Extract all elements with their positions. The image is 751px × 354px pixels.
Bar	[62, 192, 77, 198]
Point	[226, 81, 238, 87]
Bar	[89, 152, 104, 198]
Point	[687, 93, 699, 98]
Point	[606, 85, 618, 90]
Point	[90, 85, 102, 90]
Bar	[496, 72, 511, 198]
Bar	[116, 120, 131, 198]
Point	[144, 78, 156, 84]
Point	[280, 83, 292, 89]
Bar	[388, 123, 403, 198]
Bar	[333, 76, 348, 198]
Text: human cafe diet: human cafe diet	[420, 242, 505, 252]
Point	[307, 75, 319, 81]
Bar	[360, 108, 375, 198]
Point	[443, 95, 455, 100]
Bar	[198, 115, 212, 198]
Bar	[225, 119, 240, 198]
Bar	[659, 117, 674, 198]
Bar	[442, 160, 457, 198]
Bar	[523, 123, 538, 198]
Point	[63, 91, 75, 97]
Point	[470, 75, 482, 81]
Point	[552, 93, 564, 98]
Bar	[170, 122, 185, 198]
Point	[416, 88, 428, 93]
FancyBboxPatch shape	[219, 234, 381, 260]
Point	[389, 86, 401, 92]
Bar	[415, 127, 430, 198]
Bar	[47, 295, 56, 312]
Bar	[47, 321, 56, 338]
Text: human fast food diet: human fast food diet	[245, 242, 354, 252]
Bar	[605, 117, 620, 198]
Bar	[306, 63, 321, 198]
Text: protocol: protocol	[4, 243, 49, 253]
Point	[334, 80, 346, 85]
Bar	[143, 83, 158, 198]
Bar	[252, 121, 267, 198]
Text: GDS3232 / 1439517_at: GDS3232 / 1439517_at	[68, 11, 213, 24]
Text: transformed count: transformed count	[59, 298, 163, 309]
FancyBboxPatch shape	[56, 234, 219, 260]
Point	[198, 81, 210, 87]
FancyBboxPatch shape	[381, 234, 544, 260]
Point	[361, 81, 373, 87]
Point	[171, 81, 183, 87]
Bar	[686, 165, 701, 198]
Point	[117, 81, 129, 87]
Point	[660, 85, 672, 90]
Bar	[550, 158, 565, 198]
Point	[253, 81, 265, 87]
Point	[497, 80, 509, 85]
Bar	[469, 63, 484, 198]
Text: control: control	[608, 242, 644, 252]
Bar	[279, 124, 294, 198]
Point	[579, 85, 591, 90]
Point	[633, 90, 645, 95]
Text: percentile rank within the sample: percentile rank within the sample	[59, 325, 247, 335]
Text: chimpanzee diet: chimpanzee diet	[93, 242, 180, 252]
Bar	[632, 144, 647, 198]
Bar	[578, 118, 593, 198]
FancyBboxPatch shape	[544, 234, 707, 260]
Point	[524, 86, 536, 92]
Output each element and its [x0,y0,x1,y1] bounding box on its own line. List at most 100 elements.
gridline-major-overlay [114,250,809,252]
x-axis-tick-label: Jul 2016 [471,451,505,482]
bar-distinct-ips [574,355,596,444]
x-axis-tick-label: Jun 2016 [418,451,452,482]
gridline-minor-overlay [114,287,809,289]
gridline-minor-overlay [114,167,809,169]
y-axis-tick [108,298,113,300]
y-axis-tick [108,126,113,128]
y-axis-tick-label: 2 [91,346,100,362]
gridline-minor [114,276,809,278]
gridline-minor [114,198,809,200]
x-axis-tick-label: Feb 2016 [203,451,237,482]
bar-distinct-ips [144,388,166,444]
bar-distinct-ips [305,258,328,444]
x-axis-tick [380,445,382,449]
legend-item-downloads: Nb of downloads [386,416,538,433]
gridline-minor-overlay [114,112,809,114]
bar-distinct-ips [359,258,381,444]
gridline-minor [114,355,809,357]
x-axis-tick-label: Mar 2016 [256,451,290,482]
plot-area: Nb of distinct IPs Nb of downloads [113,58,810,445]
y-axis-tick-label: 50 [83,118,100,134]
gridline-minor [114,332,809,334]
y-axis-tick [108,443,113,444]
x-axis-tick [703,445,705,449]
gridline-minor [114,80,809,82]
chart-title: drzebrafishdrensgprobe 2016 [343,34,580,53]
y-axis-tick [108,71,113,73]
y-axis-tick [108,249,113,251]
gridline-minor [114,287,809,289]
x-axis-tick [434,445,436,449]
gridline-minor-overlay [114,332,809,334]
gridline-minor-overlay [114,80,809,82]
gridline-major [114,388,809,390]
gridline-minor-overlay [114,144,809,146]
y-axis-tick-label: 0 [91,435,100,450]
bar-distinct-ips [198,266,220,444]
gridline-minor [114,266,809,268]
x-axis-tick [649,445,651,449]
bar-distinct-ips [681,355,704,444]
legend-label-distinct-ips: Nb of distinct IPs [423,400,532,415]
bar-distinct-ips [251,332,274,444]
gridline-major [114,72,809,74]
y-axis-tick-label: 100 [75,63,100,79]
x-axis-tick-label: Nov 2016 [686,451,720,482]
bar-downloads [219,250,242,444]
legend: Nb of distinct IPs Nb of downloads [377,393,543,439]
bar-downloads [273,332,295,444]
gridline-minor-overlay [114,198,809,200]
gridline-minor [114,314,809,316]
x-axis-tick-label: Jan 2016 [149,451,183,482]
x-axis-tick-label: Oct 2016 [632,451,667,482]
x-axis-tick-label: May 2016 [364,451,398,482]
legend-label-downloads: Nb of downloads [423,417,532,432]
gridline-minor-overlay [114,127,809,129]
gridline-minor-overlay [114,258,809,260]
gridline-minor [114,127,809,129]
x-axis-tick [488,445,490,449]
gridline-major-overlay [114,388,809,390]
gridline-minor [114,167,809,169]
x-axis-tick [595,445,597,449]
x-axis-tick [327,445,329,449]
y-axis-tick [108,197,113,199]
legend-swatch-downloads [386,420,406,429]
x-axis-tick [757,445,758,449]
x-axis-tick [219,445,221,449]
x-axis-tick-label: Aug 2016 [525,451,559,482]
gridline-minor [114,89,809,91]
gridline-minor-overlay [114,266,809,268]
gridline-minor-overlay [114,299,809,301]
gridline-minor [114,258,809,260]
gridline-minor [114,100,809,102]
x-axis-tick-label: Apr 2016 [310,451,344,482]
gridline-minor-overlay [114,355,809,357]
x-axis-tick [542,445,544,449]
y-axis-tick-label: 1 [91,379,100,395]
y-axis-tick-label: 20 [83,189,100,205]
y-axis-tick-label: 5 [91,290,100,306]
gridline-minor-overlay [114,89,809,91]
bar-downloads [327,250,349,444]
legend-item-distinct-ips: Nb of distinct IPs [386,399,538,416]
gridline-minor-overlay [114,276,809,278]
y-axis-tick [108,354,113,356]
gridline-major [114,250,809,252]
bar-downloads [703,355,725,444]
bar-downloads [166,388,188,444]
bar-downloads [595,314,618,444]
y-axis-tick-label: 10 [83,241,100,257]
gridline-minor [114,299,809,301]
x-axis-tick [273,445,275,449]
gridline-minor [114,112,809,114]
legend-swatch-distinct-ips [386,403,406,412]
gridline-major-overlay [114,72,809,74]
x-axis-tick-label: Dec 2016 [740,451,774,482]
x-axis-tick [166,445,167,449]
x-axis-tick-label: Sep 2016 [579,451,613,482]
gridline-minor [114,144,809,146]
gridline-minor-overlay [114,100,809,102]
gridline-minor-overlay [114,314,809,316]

= = = =

## Exercise brief
Format every line of the material above as a JSON list of strings, one string per line, omitting blank lines.

## Exercise result
[
  "Extract all elements with their positions. The image is 751px × 354px pixels.",
  "Bar\t[62, 192, 77, 198]",
  "Point\t[226, 81, 238, 87]",
  "Bar\t[89, 152, 104, 198]",
  "Point\t[687, 93, 699, 98]",
  "Point\t[606, 85, 618, 90]",
  "Point\t[90, 85, 102, 90]",
  "Bar\t[496, 72, 511, 198]",
  "Bar\t[116, 120, 131, 198]",
  "Point\t[144, 78, 156, 84]",
  "Point\t[280, 83, 292, 89]",
  "Bar\t[388, 123, 403, 198]",
  "Bar\t[333, 76, 348, 198]",
  "Text: human cafe diet: human cafe diet\t[420, 242, 505, 252]",
  "Point\t[307, 75, 319, 81]",
  "Bar\t[360, 108, 375, 198]",
  "Point\t[443, 95, 455, 100]",
  "Bar\t[198, 115, 212, 198]",
  "Bar\t[225, 119, 240, 198]",
  "Bar\t[659, 117, 674, 198]",
  "Bar\t[442, 160, 457, 198]",
  "Bar\t[523, 123, 538, 198]",
  "Point\t[63, 91, 75, 97]",
  "Point\t[470, 75, 482, 81]",
  "Point\t[552, 93, 564, 98]",
  "Bar\t[170, 122, 185, 198]",
  "Point\t[416, 88, 428, 93]",
  "FancyBboxPatch shape\t[219, 234, 381, 260]",
  "Point\t[389, 86, 401, 92]",
  "Bar\t[415, 127, 430, 198]",
  "Bar\t[47, 295, 56, 312]",
  "Bar\t[47, 321, 56, 338]",
  "Text: human fast food diet: human fast food diet\t[245, 242, 354, 252]",
  "Bar\t[605, 117, 620, 198]",
  "Bar\t[306, 63, 321, 198]",
  "Text: protocol: protocol\t[4, 243, 49, 253]",
  "Point\t[334, 80, 346, 85]",
  "Bar\t[143, 83, 158, 198]",
  "Bar\t[252, 121, 267, 198]",
  "Text: GDS3232 / 1439517_at: GDS3232 / 1439517_at\t[68, 11, 213, 24]",
  "Text: transformed count: transformed count\t[59, 298, 163, 309]",
  "FancyBboxPatch shape\t[56, 234, 219, 260]",
  "Point\t[198, 81, 210, 87]",
  "FancyBboxPatch shape\t[381, 234, 544, 260]",
  "Point\t[361, 81, 373, 87]",
  "Point\t[171, 81, 183, 87]",
  "Bar\t[686, 165, 701, 198]",
  "Point\t[117, 81, 129, 87]",
  "Point\t[660, 85, 672, 90]",
  "Bar\t[550, 158, 565, 198]",
  "Point\t[253, 81, 265, 87]",
  "Point\t[497, 80, 509, 85]",
  "Bar\t[469, 63, 484, 198]",
  "Text: control: control\t[608, 242, 644, 252]",
  "Bar\t[279, 124, 294, 198]",
  "Point\t[579, 85, 591, 90]",
  "Point\t[633, 90, 645, 95]",
  "Text: percentile rank within the sample: percentile rank within the sample\t[59, 325, 247, 335]",
  "Text: chimpanzee diet: chimpanzee diet\t[93, 242, 180, 252]",
  "Bar\t[632, 144, 647, 198]",
  "Bar\t[578, 118, 593, 198]",
  "FancyBboxPatch shape\t[544, 234, 707, 260]",
  "Point\t[524, 86, 536, 92]",
  "Output each element and its [x0,y0,x1,y1] bounding box on its own line. List at most 100 elements.",
  "gridline-major-overlay [114,250,809,252]",
  "x-axis-tick-label: Jul 2016 [471,451,505,482]",
  "bar-distinct-ips [574,355,596,444]",
  "x-axis-tick-label: Jun 2016 [418,451,452,482]",
  "gridline-minor-overlay [114,287,809,289]",
  "gridline-minor-overlay [114,167,809,169]",
  "y-axis-tick [108,298,113,300]",
  "y-axis-tick [108,126,113,128]",
  "y-axis-tick-label: 2 [91,346,100,362]",
  "gridline-minor [114,276,809,278]",
  "gridline-minor [114,198,809,200]",
  "x-axis-tick-label: Feb 2016 [203,451,237,482]",
  "bar-distinct-ips [144,388,166,444]",
  "bar-distinct-ips [305,258,328,444]",
  "x-axis-tick [380,445,382,449]",
  "legend-item-downloads: Nb of downloads [386,416,538,433]",
  "gridline-minor-overlay [114,112,809,114]",
  "bar-distinct-ips [359,258,381,444]",
  "gridline-minor [114,355,809,357]",
  "x-axis-tick-label: Mar 2016 [256,451,290,482]",
  "plot-area: Nb of distinct IPs Nb of downloads [113,58,810,445]",
  "y-axis-tick-label: 50 [83,118,100,134]",
  "gridline-minor [114,332,809,334]",
  "y-axis-tick [108,443,113,444]",
  "x-axis-tick [703,445,705,449]",
  "gridline-minor [114,80,809,82]",
  "chart-title: drzebrafishdrensgprobe 2016 [343,34,580,53]",
  "y-axis-tick [108,71,113,73]",
  "y-axis-tick [108,249,113,251]",
  "gridline-minor [114,287,809,289]",
  "x-axis-tick [434,445,436,449]",
  "gridline-minor-overlay [114,332,809,334]",
  "gridline-minor-overlay [114,80,809,82]",
  "gridline-major [114,388,809,390]",
  "gridline-minor-overlay [114,144,809,146]",
  "y-axis-tick-label: 0 [91,435,100,450]",
  "bar-distinct-ips [198,266,220,444]",
  "gridline-minor [114,266,809,268]",
  "x-axis-tick [649,445,651,449]",
  "bar-distinct-ips [681,355,704,444]",
  "legend-label-distinct-ips: Nb of distinct IPs [423,400,532,415]",
  "bar-distinct-ips [251,332,274,444]",
  "gridline-major [114,72,809,74]",
  "y-axis-tick-label: 100 [75,63,100,79]",
  "x-axis-tick-label: Nov 2016 [686,451,720,482]",
  "bar-downloads [219,250,242,444]",
  "legend: Nb of distinct IPs Nb of downloads [377,393,543,439]",
  "bar-downloads [273,332,295,444]",
  "gridline-minor-overlay [114,198,809,200]",
  "gridline-minor [114,314,809,316]",
  "x-axis-tick-label: Jan 2016 [149,451,183,482]",
  "x-axis-tick-label: Oct 2016 [632,451,667,482]",
  "x-axis-tick-label: May 2016 [364,451,398,482]",
  "legend-label-downloads: Nb of downloads [423,417,532,432]",
  "gridline-minor-overlay [114,127,809,129]",
  "gridline-minor-overlay [114,258,809,260]",
  "gridline-minor [114,127,809,129]",
  "x-axis-tick [488,445,490,449]",
  "gridline-major-overlay [114,388,809,390]",
  "gridline-minor [114,167,809,169]",
  "x-axis-tick [595,445,597,449]",
  "x-axis-tick [327,445,329,449]",
  "y-axis-tick [108,197,113,199]",
  "legend-swatch-downloads [386,420,406,429]",
  "x-axis-tick [757,445,758,449]",
  "x-axis-tick [219,445,221,449]",
  "x-axis-tick-label: Aug 2016 [525,451,559,482]",
  "gridline-minor [114,89,809,91]",
  "gridline-minor-overlay [114,266,809,268]",
  "gridline-minor-overlay [114,299,809,301]",
  "gridline-minor [114,258,809,260]",
  "gridline-minor [114,100,809,102]",
  "x-axis-tick-label: Apr 2016 [310,451,344,482]",
  "gridline-minor-overlay [114,355,809,357]",
  "x-axis-tick [542,445,544,449]",
  "y-axis-tick-label: 1 [91,379,100,395]",
  "y-axis-tick-label: 20 [83,189,100,205]",
  "y-axis-tick-label: 5 [91,290,100,306]",
  "gridline-minor-overlay [114,89,809,91]",
  "bar-downloads [327,250,349,444]",
  "legend-item-distinct-ips: Nb of distinct IPs [386,399,538,416]",
  "gridline-minor-overlay [114,276,809,278]",
  "y-axis-tick [108,354,113,356]",
  "gridline-major [114,250,809,252]",
  "bar-downloads [703,355,725,444]",
  "bar-downloads [166,388,188,444]",
  "bar-downloads [595,314,618,444]",
  "y-axis-tick-label: 10 [83,241,100,257]",
  "gridline-minor [114,299,809,301]",
  "x-axis-tick [273,445,275,449]",
  "gridline-minor [114,112,809,114]",
  "legend-swatch-distinct-ips [386,403,406,412]",
  "gridline-major-overlay [114,72,809,74]",
  "x-axis-tick-label: Dec 2016 [740,451,774,482]",
  "x-axis-tick [166,445,167,449]",
  "x-axis-tick-label: Sep 2016 [579,451,613,482]",
  "gridline-minor [114,144,809,146]",
  "gridline-minor-overlay [114,100,809,102]",
  "gridline-minor-overlay [114,314,809,316]"
]